◆ **OBJECTIVE**: Can you rewrite the part of the entries below that opens at their very start and closes with the line containing "annotation-values: 70 →" as a numbered list, with any blank lines omitted?

◆ **RECORDS SUPPLIED**:
....
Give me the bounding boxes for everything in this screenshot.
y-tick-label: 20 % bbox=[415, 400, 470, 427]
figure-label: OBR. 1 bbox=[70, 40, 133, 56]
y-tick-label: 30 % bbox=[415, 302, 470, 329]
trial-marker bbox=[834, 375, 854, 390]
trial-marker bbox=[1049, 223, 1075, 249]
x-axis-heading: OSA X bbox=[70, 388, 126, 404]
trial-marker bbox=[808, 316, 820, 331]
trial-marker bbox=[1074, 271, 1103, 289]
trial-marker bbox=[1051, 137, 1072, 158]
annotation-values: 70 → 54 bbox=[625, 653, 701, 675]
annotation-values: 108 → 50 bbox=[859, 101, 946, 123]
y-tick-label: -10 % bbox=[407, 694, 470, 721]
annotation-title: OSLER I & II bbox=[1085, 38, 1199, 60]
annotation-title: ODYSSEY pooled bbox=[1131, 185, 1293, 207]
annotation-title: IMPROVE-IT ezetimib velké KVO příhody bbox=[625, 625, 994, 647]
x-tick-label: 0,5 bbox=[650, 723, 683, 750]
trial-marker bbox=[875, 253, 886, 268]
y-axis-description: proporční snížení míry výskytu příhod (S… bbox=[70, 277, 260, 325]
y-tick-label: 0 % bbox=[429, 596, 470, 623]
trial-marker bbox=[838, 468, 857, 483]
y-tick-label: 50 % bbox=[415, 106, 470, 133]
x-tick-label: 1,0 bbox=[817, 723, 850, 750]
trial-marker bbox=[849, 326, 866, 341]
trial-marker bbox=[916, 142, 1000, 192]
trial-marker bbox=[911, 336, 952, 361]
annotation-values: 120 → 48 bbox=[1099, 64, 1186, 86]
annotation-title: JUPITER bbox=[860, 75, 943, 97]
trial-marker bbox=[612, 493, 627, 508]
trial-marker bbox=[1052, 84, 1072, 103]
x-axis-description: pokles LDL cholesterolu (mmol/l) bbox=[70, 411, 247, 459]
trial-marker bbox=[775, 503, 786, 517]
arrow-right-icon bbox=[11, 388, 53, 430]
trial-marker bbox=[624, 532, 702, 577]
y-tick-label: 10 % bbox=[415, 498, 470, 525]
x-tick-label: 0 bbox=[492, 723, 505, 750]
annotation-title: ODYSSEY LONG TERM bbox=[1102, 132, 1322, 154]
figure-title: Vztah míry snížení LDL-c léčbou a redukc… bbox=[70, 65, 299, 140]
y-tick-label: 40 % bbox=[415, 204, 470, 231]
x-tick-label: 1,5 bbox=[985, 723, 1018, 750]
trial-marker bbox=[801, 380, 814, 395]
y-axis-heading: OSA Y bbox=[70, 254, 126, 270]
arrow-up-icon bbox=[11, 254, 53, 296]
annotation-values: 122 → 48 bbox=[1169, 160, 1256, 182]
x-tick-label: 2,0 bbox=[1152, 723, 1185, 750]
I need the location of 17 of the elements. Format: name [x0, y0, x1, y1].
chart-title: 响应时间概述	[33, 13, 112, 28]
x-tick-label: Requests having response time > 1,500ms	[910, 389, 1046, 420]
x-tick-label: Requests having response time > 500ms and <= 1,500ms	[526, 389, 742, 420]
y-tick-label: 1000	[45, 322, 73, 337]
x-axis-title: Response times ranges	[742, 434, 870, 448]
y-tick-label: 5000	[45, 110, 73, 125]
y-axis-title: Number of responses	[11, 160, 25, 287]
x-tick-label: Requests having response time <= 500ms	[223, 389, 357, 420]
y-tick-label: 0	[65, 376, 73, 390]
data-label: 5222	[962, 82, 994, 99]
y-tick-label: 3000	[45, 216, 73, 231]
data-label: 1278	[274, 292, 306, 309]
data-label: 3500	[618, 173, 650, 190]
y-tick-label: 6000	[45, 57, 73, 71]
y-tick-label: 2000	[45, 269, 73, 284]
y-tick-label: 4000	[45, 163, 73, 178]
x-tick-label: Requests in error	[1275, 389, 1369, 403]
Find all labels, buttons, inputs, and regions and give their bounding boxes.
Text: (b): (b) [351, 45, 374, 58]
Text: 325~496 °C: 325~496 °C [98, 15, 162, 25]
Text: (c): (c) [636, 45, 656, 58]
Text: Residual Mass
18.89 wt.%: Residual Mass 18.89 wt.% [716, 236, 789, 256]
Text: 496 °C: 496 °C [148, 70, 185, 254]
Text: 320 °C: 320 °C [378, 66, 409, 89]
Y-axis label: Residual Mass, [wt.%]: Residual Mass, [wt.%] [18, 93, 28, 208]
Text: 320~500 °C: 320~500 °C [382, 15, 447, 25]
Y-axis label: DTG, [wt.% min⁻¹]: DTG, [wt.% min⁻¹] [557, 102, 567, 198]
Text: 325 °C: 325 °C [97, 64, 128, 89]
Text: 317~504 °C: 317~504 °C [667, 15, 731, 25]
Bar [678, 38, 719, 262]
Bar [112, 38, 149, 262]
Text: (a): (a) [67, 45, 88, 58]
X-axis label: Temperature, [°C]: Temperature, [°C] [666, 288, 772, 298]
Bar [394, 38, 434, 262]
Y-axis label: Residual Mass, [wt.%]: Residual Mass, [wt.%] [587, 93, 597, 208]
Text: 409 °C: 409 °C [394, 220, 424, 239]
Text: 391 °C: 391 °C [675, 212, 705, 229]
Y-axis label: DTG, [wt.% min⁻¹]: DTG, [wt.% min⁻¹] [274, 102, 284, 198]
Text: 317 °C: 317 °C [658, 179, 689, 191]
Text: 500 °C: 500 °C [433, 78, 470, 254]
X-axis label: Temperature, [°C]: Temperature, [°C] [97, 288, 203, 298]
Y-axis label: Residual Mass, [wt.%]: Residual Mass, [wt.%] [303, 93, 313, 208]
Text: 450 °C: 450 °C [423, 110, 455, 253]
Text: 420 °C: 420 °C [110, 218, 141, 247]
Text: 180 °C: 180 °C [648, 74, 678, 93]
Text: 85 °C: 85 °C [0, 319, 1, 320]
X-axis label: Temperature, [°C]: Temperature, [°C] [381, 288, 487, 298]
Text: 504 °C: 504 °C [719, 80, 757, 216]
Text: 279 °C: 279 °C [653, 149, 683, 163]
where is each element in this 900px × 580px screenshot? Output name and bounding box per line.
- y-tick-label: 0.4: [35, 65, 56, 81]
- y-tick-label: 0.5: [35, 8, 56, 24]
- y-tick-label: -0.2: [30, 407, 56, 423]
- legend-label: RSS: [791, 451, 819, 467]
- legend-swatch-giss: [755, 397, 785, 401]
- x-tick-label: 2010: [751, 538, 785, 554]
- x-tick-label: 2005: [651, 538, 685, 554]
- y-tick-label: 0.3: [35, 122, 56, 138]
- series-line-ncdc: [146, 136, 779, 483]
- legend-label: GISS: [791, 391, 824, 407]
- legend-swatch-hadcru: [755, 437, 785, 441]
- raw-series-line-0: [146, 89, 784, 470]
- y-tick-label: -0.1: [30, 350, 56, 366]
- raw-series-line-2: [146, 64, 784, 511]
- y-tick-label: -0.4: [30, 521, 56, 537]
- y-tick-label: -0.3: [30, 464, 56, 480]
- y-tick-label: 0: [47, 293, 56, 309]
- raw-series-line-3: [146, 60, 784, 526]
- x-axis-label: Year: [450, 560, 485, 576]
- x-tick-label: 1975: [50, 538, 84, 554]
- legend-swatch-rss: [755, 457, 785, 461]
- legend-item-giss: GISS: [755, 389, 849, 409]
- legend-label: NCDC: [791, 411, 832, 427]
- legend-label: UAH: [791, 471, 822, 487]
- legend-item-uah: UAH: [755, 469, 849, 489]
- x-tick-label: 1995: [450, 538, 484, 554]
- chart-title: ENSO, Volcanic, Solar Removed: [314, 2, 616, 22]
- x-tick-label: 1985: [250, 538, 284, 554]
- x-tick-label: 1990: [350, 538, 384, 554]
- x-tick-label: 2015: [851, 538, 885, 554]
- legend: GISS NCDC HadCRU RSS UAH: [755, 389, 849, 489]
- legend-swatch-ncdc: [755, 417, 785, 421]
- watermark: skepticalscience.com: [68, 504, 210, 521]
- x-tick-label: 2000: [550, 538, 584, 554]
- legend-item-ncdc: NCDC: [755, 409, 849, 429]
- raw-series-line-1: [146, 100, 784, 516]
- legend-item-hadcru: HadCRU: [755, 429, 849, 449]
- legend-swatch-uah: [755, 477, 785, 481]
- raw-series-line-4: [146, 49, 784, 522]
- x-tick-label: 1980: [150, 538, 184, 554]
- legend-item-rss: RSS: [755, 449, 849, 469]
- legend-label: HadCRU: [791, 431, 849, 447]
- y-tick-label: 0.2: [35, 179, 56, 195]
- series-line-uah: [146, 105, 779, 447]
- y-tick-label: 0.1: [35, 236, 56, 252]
....
◆ **RESPONSE TO THE TASK**:
1. Give me the bounding boxes for everything in this screenshot.
2. y-tick-label: 20 % bbox=[415, 400, 470, 427]
3. figure-label: OBR. 1 bbox=[70, 40, 133, 56]
4. y-tick-label: 30 % bbox=[415, 302, 470, 329]
5. trial-marker bbox=[834, 375, 854, 390]
6. trial-marker bbox=[1049, 223, 1075, 249]
7. x-axis-heading: OSA X bbox=[70, 388, 126, 404]
8. trial-marker bbox=[808, 316, 820, 331]
9. trial-marker bbox=[1074, 271, 1103, 289]
10. trial-marker bbox=[1051, 137, 1072, 158]
11. annotation-values: 70 → 54 bbox=[625, 653, 701, 675]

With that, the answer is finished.